» **GOAL OF THE EXERCISE**: Select and reproduce each line of the listing below that bears the string "composed".
>> start ROWS
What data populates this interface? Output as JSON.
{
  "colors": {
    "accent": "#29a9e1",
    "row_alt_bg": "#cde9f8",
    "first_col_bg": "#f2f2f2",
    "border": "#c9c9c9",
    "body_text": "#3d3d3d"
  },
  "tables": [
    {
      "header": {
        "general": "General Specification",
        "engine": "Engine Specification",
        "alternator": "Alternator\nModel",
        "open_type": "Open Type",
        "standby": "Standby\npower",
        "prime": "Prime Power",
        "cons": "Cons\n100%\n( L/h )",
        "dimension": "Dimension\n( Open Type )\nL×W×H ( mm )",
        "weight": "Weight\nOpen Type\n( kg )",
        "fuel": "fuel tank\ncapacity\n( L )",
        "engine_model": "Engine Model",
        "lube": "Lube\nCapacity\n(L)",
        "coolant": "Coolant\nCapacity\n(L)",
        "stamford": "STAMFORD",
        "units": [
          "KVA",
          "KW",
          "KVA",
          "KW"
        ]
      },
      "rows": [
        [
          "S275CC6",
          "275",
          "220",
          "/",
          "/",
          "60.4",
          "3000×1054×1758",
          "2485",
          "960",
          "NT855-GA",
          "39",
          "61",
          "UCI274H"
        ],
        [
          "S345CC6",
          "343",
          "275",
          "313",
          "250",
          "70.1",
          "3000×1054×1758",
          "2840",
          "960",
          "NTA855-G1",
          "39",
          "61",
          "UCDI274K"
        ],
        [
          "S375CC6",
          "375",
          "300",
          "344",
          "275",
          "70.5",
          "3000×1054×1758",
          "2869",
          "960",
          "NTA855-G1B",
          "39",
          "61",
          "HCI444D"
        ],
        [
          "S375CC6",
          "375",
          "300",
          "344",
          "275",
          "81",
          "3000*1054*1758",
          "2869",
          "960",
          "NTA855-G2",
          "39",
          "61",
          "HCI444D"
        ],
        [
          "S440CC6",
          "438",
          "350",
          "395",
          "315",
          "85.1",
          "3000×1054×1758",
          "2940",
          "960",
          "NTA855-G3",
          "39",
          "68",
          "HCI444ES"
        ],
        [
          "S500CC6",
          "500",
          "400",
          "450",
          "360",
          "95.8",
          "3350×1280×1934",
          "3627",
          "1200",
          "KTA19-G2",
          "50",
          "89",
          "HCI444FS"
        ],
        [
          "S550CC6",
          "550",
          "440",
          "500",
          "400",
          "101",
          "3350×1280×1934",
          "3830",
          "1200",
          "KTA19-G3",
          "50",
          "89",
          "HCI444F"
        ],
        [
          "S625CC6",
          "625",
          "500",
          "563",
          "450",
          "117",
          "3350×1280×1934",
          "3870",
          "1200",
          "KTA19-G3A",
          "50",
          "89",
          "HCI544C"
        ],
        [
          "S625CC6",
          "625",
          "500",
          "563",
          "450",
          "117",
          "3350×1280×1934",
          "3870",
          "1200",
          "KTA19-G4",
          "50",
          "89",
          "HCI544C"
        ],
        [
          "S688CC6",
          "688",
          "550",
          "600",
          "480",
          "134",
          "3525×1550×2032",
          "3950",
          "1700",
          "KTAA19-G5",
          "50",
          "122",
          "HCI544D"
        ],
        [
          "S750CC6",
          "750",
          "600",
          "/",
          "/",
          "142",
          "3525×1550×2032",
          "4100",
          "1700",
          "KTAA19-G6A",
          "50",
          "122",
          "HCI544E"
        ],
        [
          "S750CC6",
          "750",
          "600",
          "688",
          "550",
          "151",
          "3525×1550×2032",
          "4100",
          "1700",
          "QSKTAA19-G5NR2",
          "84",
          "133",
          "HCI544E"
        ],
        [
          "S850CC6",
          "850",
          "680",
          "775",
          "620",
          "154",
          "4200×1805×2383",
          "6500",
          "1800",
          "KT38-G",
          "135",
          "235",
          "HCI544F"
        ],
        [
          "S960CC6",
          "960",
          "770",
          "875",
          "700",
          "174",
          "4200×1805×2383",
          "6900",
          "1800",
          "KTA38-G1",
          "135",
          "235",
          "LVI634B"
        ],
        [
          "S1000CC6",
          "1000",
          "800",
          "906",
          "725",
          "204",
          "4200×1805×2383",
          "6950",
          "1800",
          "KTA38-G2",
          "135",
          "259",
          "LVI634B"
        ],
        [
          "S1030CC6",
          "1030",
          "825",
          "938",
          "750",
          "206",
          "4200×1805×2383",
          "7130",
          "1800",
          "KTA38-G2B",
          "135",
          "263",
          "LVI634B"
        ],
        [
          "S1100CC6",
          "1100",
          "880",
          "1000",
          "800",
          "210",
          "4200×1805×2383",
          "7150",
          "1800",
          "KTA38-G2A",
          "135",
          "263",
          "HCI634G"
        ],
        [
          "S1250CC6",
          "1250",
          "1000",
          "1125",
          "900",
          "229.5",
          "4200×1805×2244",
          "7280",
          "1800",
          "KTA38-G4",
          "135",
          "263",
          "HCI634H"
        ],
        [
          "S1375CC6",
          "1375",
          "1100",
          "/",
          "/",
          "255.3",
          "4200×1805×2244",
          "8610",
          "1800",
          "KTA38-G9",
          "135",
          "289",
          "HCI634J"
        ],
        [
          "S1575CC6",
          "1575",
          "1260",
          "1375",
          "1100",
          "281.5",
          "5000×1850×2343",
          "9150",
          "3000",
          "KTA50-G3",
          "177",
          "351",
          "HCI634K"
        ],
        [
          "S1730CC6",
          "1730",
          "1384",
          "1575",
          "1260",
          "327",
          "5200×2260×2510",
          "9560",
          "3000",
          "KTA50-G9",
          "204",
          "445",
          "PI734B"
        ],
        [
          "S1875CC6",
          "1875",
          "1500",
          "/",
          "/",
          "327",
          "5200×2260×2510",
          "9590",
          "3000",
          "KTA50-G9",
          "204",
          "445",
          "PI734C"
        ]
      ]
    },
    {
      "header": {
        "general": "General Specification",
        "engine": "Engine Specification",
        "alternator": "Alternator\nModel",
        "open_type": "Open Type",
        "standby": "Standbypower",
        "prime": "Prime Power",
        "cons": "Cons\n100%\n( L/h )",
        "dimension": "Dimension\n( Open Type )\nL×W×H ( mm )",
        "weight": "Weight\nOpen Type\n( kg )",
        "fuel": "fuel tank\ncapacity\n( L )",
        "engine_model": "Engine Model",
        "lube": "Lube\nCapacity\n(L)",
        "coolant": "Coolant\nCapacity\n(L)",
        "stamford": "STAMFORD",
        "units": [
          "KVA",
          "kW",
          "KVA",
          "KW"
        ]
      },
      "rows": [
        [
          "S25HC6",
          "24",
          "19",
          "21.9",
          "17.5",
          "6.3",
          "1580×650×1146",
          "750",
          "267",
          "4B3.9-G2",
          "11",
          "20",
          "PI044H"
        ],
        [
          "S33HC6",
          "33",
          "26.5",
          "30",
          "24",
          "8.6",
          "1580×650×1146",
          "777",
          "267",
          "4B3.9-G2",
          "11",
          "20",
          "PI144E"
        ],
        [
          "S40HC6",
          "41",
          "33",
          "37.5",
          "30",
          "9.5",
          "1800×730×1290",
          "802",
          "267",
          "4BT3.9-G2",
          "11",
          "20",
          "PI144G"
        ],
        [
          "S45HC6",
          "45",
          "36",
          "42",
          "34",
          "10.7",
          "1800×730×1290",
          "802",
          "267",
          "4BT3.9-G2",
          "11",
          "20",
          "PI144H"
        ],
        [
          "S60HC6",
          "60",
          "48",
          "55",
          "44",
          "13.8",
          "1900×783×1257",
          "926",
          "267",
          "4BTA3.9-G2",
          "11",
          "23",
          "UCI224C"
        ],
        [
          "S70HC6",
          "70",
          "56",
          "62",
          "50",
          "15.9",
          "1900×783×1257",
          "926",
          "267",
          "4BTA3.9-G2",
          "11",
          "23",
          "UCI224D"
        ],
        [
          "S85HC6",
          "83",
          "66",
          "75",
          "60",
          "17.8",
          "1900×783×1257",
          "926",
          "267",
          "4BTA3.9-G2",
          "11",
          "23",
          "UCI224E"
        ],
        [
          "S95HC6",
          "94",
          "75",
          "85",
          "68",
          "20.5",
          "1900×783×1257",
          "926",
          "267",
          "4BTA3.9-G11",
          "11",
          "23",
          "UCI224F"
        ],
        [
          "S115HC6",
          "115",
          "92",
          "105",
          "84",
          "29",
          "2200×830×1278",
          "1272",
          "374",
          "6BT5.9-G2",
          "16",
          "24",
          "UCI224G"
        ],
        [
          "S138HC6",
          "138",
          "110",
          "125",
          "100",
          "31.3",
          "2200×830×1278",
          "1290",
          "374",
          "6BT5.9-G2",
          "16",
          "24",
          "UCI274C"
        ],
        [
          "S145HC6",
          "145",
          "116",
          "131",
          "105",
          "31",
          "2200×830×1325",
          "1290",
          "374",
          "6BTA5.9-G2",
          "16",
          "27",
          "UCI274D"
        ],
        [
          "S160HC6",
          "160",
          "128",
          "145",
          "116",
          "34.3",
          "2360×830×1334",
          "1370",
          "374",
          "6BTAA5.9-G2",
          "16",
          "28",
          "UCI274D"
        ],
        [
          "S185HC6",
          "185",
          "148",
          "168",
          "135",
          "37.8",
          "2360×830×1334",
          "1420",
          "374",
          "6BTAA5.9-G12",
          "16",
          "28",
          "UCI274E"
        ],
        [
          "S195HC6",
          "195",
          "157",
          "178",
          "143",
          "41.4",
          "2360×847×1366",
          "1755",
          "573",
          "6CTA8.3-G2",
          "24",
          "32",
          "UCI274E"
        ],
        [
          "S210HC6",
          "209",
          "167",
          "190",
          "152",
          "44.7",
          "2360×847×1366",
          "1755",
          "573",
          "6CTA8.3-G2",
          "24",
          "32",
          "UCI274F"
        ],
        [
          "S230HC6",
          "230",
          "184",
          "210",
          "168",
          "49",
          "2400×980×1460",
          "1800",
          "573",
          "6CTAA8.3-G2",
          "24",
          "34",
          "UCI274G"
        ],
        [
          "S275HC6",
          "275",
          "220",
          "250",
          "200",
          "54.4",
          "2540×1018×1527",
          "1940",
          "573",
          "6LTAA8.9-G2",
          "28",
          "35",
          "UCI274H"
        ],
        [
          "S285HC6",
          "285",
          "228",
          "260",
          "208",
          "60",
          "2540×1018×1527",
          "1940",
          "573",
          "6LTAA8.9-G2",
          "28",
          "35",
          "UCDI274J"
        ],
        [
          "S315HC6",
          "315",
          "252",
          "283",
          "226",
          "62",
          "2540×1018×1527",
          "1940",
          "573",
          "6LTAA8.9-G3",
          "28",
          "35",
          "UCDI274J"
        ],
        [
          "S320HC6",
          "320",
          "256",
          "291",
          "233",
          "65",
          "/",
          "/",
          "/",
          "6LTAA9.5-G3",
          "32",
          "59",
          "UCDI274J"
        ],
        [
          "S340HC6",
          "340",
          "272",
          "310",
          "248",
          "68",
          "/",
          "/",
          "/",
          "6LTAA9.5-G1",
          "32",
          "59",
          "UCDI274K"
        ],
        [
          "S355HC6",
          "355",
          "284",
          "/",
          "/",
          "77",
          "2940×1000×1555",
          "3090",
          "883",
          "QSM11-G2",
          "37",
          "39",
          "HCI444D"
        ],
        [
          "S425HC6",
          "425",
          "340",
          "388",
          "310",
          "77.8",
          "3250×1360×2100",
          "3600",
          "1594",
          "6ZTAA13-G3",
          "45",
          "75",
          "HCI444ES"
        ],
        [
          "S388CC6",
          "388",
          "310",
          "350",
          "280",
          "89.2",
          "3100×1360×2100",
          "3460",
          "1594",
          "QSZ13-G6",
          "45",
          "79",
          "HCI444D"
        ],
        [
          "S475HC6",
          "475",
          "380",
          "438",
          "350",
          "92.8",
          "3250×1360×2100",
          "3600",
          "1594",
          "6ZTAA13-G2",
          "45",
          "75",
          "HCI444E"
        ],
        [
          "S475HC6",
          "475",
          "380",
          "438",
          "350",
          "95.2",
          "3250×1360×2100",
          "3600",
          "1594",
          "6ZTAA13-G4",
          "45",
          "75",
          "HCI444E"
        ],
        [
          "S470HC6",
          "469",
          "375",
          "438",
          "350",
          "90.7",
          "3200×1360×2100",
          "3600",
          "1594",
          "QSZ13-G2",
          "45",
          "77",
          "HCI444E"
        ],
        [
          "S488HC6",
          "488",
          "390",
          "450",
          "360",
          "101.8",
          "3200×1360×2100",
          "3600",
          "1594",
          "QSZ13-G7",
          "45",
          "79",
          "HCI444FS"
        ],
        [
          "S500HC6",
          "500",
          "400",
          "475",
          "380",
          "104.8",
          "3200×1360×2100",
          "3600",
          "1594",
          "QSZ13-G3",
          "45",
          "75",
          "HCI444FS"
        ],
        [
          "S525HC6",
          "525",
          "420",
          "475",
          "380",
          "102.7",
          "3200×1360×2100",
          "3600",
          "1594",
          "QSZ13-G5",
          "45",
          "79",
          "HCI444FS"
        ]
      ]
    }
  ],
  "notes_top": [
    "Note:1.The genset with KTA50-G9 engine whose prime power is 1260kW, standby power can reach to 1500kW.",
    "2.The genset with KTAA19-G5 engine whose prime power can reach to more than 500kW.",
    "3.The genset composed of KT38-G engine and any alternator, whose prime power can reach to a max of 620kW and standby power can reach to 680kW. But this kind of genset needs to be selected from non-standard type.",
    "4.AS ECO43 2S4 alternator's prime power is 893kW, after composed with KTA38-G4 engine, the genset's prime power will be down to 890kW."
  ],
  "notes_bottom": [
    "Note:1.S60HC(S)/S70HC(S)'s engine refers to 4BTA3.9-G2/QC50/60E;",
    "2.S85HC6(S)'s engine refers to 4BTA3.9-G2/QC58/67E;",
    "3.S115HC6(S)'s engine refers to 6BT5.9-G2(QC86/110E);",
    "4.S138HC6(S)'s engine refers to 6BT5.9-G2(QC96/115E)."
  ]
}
>> end ROWS
» **TASK RESPONSE**:
    "3.The genset composed of KT38-G engine and any alternator, whose prime power can reach to a max of 620kW and standby power can reach to 680kW. But this kind of genset needs to be selected from non-standard type.",
    "4.AS ECO43 2S4 alternator's prime power is 893kW, after composed with KTA38-G4 engine, the genset's prime power will be down to 890kW."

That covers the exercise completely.